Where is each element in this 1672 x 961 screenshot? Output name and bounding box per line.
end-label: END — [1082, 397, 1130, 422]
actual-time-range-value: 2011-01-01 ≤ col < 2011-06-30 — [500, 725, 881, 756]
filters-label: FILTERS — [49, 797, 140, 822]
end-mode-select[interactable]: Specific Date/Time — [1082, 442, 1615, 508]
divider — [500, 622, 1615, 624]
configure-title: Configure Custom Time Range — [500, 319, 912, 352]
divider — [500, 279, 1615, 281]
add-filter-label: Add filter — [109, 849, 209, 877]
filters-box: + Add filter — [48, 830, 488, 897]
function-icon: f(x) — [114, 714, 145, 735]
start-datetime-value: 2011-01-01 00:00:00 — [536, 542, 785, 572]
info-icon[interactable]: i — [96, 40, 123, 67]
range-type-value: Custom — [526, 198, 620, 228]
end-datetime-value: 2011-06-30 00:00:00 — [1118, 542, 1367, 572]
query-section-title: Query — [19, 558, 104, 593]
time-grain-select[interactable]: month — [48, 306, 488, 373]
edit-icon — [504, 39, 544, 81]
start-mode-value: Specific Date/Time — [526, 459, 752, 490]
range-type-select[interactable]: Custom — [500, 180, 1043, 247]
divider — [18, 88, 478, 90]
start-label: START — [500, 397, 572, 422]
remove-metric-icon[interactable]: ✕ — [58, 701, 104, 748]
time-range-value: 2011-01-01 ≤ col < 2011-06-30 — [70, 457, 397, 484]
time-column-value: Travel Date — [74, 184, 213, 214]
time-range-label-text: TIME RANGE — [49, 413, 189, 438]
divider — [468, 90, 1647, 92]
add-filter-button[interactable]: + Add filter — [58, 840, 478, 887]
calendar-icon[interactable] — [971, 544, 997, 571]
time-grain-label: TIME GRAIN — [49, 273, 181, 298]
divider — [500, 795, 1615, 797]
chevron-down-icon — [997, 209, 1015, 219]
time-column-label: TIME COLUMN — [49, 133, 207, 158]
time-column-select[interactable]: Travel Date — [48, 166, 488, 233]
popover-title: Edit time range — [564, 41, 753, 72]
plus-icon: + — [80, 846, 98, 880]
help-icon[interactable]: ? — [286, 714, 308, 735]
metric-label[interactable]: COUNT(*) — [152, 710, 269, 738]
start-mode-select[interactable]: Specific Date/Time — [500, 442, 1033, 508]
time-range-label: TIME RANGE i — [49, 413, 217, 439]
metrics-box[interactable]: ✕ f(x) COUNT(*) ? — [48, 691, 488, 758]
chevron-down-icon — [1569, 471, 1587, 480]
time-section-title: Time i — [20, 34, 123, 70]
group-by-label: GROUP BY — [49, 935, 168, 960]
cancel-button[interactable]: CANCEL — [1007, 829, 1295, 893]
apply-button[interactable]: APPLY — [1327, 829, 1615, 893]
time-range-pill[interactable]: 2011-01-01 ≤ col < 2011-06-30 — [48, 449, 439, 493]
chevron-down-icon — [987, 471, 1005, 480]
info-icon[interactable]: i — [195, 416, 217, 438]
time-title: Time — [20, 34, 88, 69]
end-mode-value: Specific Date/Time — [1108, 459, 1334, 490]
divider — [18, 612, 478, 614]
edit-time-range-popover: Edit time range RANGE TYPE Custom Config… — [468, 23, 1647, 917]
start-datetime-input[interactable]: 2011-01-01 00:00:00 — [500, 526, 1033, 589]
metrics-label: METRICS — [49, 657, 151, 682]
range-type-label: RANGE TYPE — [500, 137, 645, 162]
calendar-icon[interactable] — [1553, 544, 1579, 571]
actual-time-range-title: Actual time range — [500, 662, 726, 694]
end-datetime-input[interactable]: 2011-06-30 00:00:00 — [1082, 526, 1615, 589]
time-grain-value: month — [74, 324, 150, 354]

● ● ● ● ● ● ●

» Requirement
Rewrite the listing above, substituting "Relative Date/Time" for "Specific Date/Time" everywhere it occurs. Keep every other line and character unchanged.

» Output for this task
Where is each element in this 1672 x 961 screenshot? Output name and bounding box per line.
end-label: END — [1082, 397, 1130, 422]
actual-time-range-value: 2011-01-01 ≤ col < 2011-06-30 — [500, 725, 881, 756]
filters-label: FILTERS — [49, 797, 140, 822]
end-mode-select[interactable]: Relative Date/Time — [1082, 442, 1615, 508]
divider — [500, 622, 1615, 624]
configure-title: Configure Custom Time Range — [500, 319, 912, 352]
divider — [500, 279, 1615, 281]
add-filter-label: Add filter — [109, 849, 209, 877]
filters-box: + Add filter — [48, 830, 488, 897]
function-icon: f(x) — [114, 714, 145, 735]
start-datetime-value: 2011-01-01 00:00:00 — [536, 542, 785, 572]
info-icon[interactable]: i — [96, 40, 123, 67]
range-type-value: Custom — [526, 198, 620, 228]
end-datetime-value: 2011-06-30 00:00:00 — [1118, 542, 1367, 572]
query-section-title: Query — [19, 558, 104, 593]
time-grain-select[interactable]: month — [48, 306, 488, 373]
edit-icon — [504, 39, 544, 81]
start-mode-value: Relative Date/Time — [526, 459, 752, 490]
range-type-select[interactable]: Custom — [500, 180, 1043, 247]
divider — [18, 88, 478, 90]
start-label: START — [500, 397, 572, 422]
remove-metric-icon[interactable]: ✕ — [58, 701, 104, 748]
time-range-value: 2011-01-01 ≤ col < 2011-06-30 — [70, 457, 397, 484]
time-column-value: Travel Date — [74, 184, 213, 214]
time-range-label-text: TIME RANGE — [49, 413, 189, 438]
divider — [468, 90, 1647, 92]
add-filter-button[interactable]: + Add filter — [58, 840, 478, 887]
calendar-icon[interactable] — [971, 544, 997, 571]
time-grain-label: TIME GRAIN — [49, 273, 181, 298]
divider — [500, 795, 1615, 797]
chevron-down-icon — [997, 209, 1015, 219]
time-column-label: TIME COLUMN — [49, 133, 207, 158]
time-column-select[interactable]: Travel Date — [48, 166, 488, 233]
popover-title: Edit time range — [564, 41, 753, 72]
plus-icon: + — [80, 846, 98, 880]
help-icon[interactable]: ? — [286, 714, 308, 735]
metric-label[interactable]: COUNT(*) — [152, 710, 269, 738]
start-mode-select[interactable]: Relative Date/Time — [500, 442, 1033, 508]
time-range-label: TIME RANGE i — [49, 413, 217, 439]
metrics-box[interactable]: ✕ f(x) COUNT(*) ? — [48, 691, 488, 758]
chevron-down-icon — [1569, 471, 1587, 480]
time-section-title: Time i — [20, 34, 123, 70]
group-by-label: GROUP BY — [49, 935, 168, 960]
cancel-button[interactable]: CANCEL — [1007, 829, 1295, 893]
apply-button[interactable]: APPLY — [1327, 829, 1615, 893]
time-range-pill[interactable]: 2011-01-01 ≤ col < 2011-06-30 — [48, 449, 439, 493]
chevron-down-icon — [987, 471, 1005, 480]
info-icon[interactable]: i — [195, 416, 217, 438]
time-title: Time — [20, 34, 88, 69]
end-mode-value: Relative Date/Time — [1108, 459, 1334, 490]
divider — [18, 612, 478, 614]
edit-time-range-popover: Edit time range RANGE TYPE Custom Config… — [468, 23, 1647, 917]
start-datetime-input[interactable]: 2011-01-01 00:00:00 — [500, 526, 1033, 589]
metrics-label: METRICS — [49, 657, 151, 682]
range-type-label: RANGE TYPE — [500, 137, 645, 162]
calendar-icon[interactable] — [1553, 544, 1579, 571]
actual-time-range-title: Actual time range — [500, 662, 726, 694]
end-datetime-input[interactable]: 2011-06-30 00:00:00 — [1082, 526, 1615, 589]
time-grain-value: month — [74, 324, 150, 354]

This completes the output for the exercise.